**Request:**
In the data, extract each line that holds the string "name".

------ Provided data ------

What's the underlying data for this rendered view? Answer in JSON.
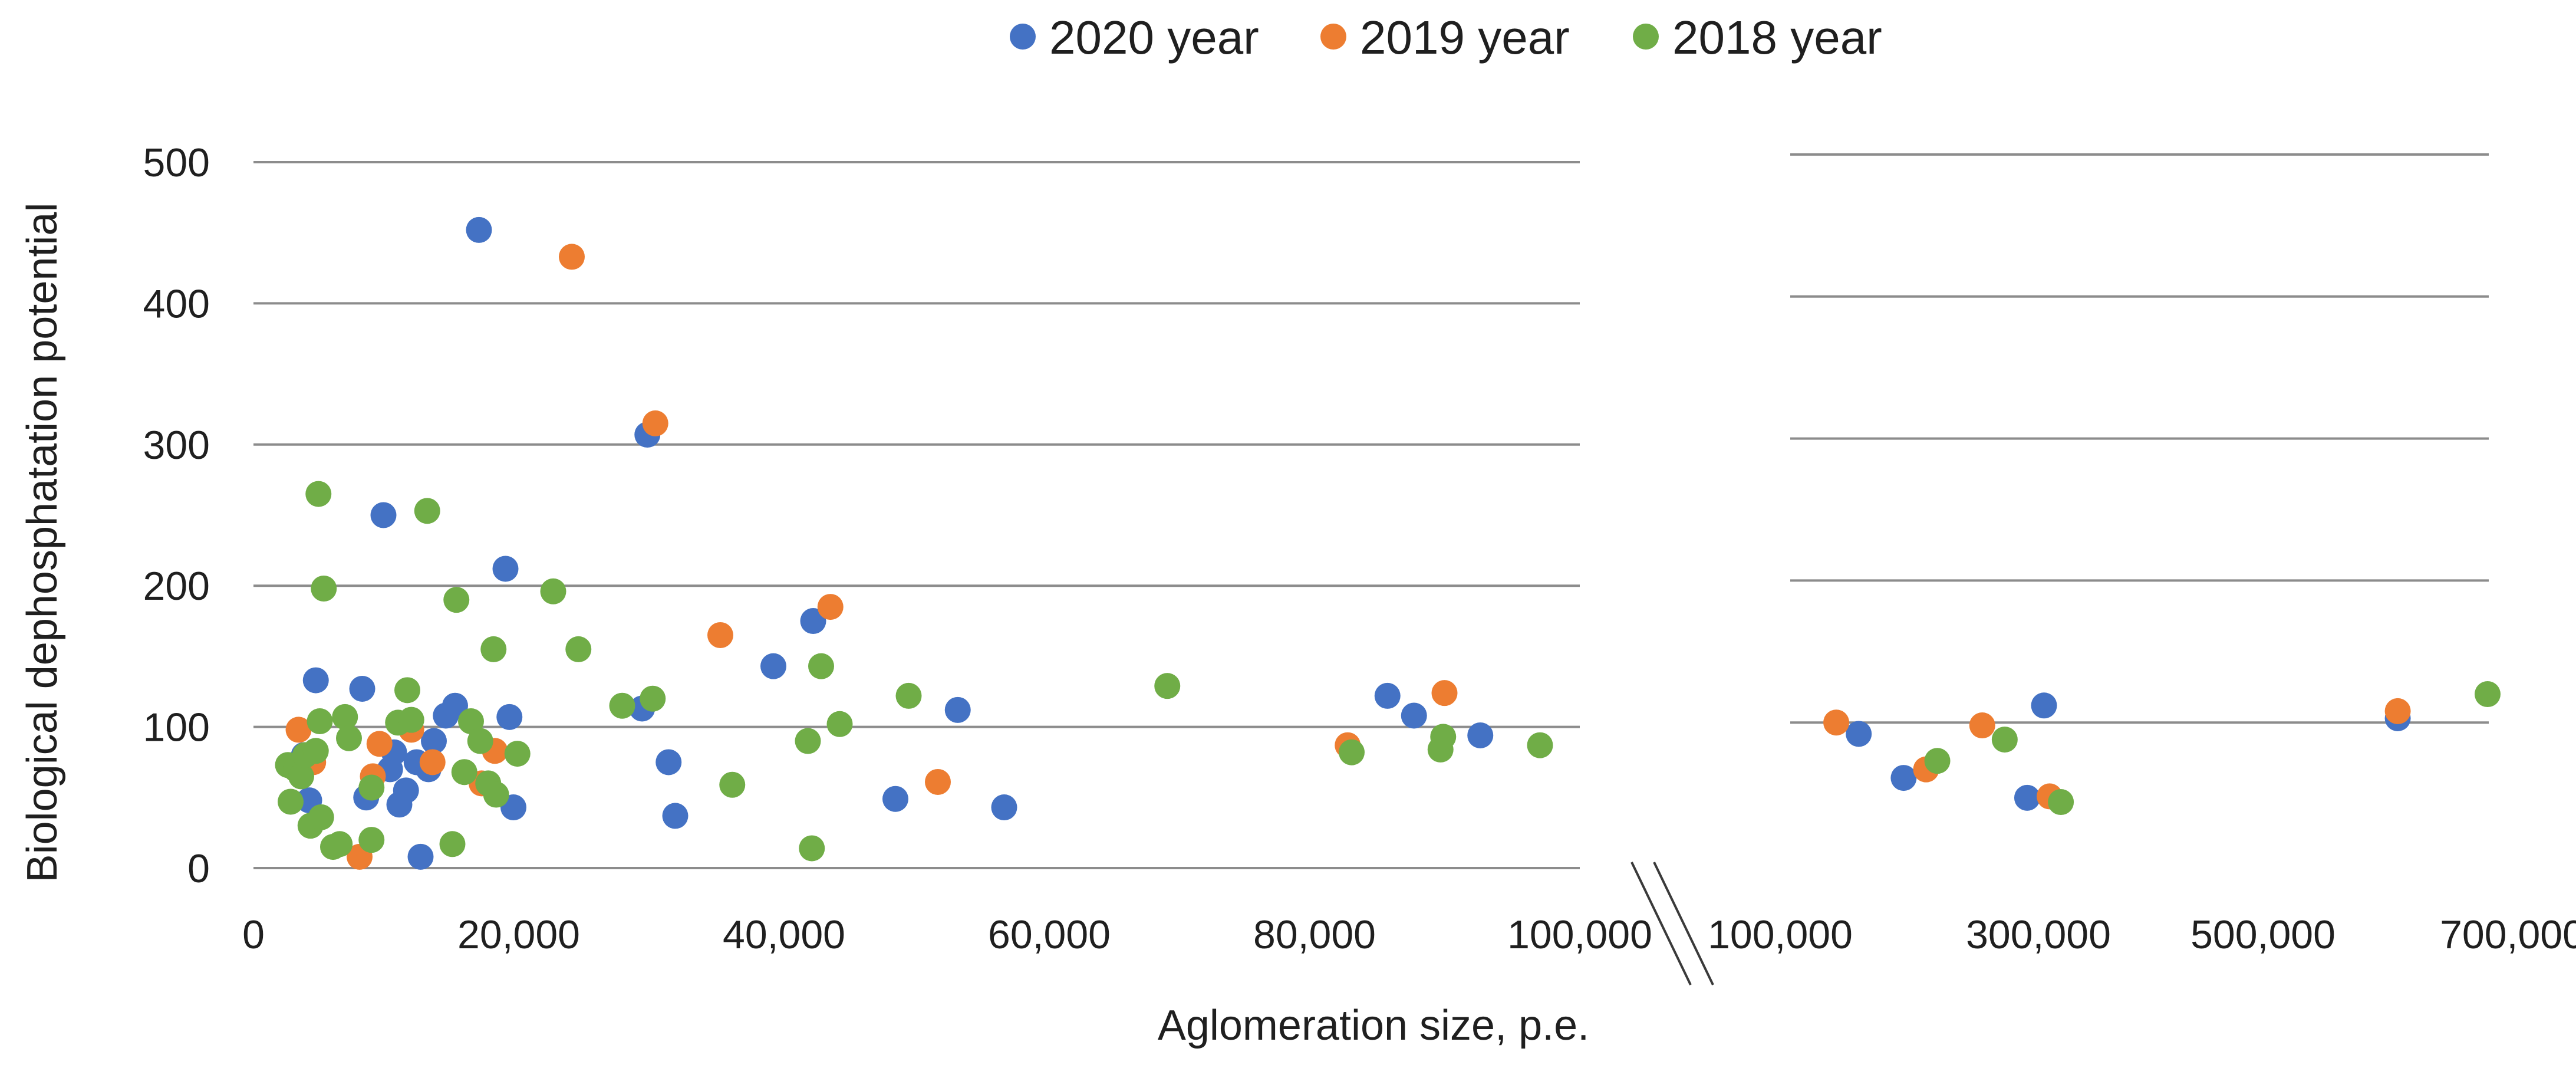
{
  "chart_data": {
    "type": "scatter",
    "title": "",
    "xlabel": "Aglomeration size, p.e.",
    "ylabel": "Biological dephosphatation potential",
    "ylim": [
      0,
      500
    ],
    "yticks": [
      0,
      100,
      200,
      300,
      400,
      500
    ],
    "grid": true,
    "legend_position": "top-center",
    "colors": {
      "2020 year": "#4472c4",
      "2019 year": "#ed7d31",
      "2018 year": "#70ad47"
    },
    "panels": [
      {
        "name": "left",
        "xlim": [
          0,
          100000
        ],
        "xticks": [
          0,
          20000,
          40000,
          60000,
          80000,
          100000
        ],
        "xtick_labels": [
          "0",
          "20,000",
          "40,000",
          "60,000",
          "80,000",
          "100,000"
        ]
      },
      {
        "name": "right",
        "xlim": [
          100000,
          700000
        ],
        "xticks": [
          100000,
          300000,
          500000,
          700000
        ],
        "xtick_labels": [
          "100,000",
          "300,000",
          "500,000",
          "700,000"
        ]
      }
    ],
    "series": [
      {
        "name": "2020 year",
        "color": "#4472c4",
        "points": [
          {
            "x": 3800,
            "y": 80
          },
          {
            "x": 4200,
            "y": 48
          },
          {
            "x": 4700,
            "y": 133
          },
          {
            "x": 8200,
            "y": 127
          },
          {
            "x": 8500,
            "y": 50
          },
          {
            "x": 9800,
            "y": 250
          },
          {
            "x": 10300,
            "y": 70
          },
          {
            "x": 10600,
            "y": 82
          },
          {
            "x": 11000,
            "y": 45
          },
          {
            "x": 11500,
            "y": 55
          },
          {
            "x": 12300,
            "y": 75
          },
          {
            "x": 12600,
            "y": 8
          },
          {
            "x": 13200,
            "y": 70
          },
          {
            "x": 13600,
            "y": 90
          },
          {
            "x": 14500,
            "y": 108
          },
          {
            "x": 15200,
            "y": 115
          },
          {
            "x": 17000,
            "y": 452
          },
          {
            "x": 19000,
            "y": 212
          },
          {
            "x": 19300,
            "y": 107
          },
          {
            "x": 19600,
            "y": 43
          },
          {
            "x": 29300,
            "y": 113
          },
          {
            "x": 29700,
            "y": 307
          },
          {
            "x": 31300,
            "y": 75
          },
          {
            "x": 31800,
            "y": 37
          },
          {
            "x": 39200,
            "y": 143
          },
          {
            "x": 42200,
            "y": 175
          },
          {
            "x": 48400,
            "y": 49
          },
          {
            "x": 53100,
            "y": 112
          },
          {
            "x": 56600,
            "y": 43
          },
          {
            "x": 85500,
            "y": 122
          },
          {
            "x": 87500,
            "y": 108
          },
          {
            "x": 92500,
            "y": 94
          },
          {
            "x": 140000,
            "y": 92
          },
          {
            "x": 180000,
            "y": 61
          },
          {
            "x": 290000,
            "y": 47
          },
          {
            "x": 305000,
            "y": 112
          },
          {
            "x": 620000,
            "y": 103
          }
        ]
      },
      {
        "name": "2019 year",
        "color": "#ed7d31",
        "points": [
          {
            "x": 3400,
            "y": 98
          },
          {
            "x": 4500,
            "y": 75
          },
          {
            "x": 8000,
            "y": 8
          },
          {
            "x": 9000,
            "y": 65
          },
          {
            "x": 9500,
            "y": 88
          },
          {
            "x": 11900,
            "y": 98
          },
          {
            "x": 13500,
            "y": 75
          },
          {
            "x": 17200,
            "y": 60
          },
          {
            "x": 18200,
            "y": 83
          },
          {
            "x": 24000,
            "y": 433
          },
          {
            "x": 30300,
            "y": 315
          },
          {
            "x": 35200,
            "y": 165
          },
          {
            "x": 43500,
            "y": 185
          },
          {
            "x": 51600,
            "y": 61
          },
          {
            "x": 82500,
            "y": 87
          },
          {
            "x": 89800,
            "y": 124
          },
          {
            "x": 120000,
            "y": 100
          },
          {
            "x": 200000,
            "y": 67
          },
          {
            "x": 250000,
            "y": 98
          },
          {
            "x": 310000,
            "y": 48
          },
          {
            "x": 620000,
            "y": 108
          }
        ]
      },
      {
        "name": "2018 year",
        "color": "#70ad47",
        "points": [
          {
            "x": 2600,
            "y": 73
          },
          {
            "x": 2800,
            "y": 47
          },
          {
            "x": 3200,
            "y": 70
          },
          {
            "x": 3600,
            "y": 65
          },
          {
            "x": 3900,
            "y": 80
          },
          {
            "x": 4300,
            "y": 30
          },
          {
            "x": 4700,
            "y": 83
          },
          {
            "x": 4900,
            "y": 265
          },
          {
            "x": 5000,
            "y": 104
          },
          {
            "x": 5100,
            "y": 36
          },
          {
            "x": 5300,
            "y": 198
          },
          {
            "x": 6000,
            "y": 15
          },
          {
            "x": 6500,
            "y": 17
          },
          {
            "x": 6900,
            "y": 107
          },
          {
            "x": 7200,
            "y": 92
          },
          {
            "x": 8900,
            "y": 20
          },
          {
            "x": 8900,
            "y": 57
          },
          {
            "x": 10900,
            "y": 103
          },
          {
            "x": 11600,
            "y": 126
          },
          {
            "x": 11900,
            "y": 105
          },
          {
            "x": 13100,
            "y": 253
          },
          {
            "x": 15000,
            "y": 17
          },
          {
            "x": 15300,
            "y": 190
          },
          {
            "x": 15900,
            "y": 68
          },
          {
            "x": 16400,
            "y": 104
          },
          {
            "x": 17100,
            "y": 90
          },
          {
            "x": 17700,
            "y": 60
          },
          {
            "x": 18100,
            "y": 155
          },
          {
            "x": 18300,
            "y": 52
          },
          {
            "x": 19900,
            "y": 81
          },
          {
            "x": 22600,
            "y": 196
          },
          {
            "x": 24500,
            "y": 155
          },
          {
            "x": 27800,
            "y": 115
          },
          {
            "x": 30100,
            "y": 120
          },
          {
            "x": 36100,
            "y": 59
          },
          {
            "x": 41800,
            "y": 90
          },
          {
            "x": 42100,
            "y": 14
          },
          {
            "x": 42800,
            "y": 143
          },
          {
            "x": 44200,
            "y": 102
          },
          {
            "x": 49400,
            "y": 122
          },
          {
            "x": 68900,
            "y": 129
          },
          {
            "x": 82800,
            "y": 82
          },
          {
            "x": 89500,
            "y": 84
          },
          {
            "x": 89700,
            "y": 93
          },
          {
            "x": 97000,
            "y": 87
          },
          {
            "x": 210000,
            "y": 73
          },
          {
            "x": 270000,
            "y": 88
          },
          {
            "x": 320000,
            "y": 44
          },
          {
            "x": 700000,
            "y": 120
          }
        ]
      }
    ]
  }
}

------

**Solved problem:**
        "name": "left",
        "name": "right",
        "name": "2020 year",
        "name": "2019 year",
        "name": "2018 year",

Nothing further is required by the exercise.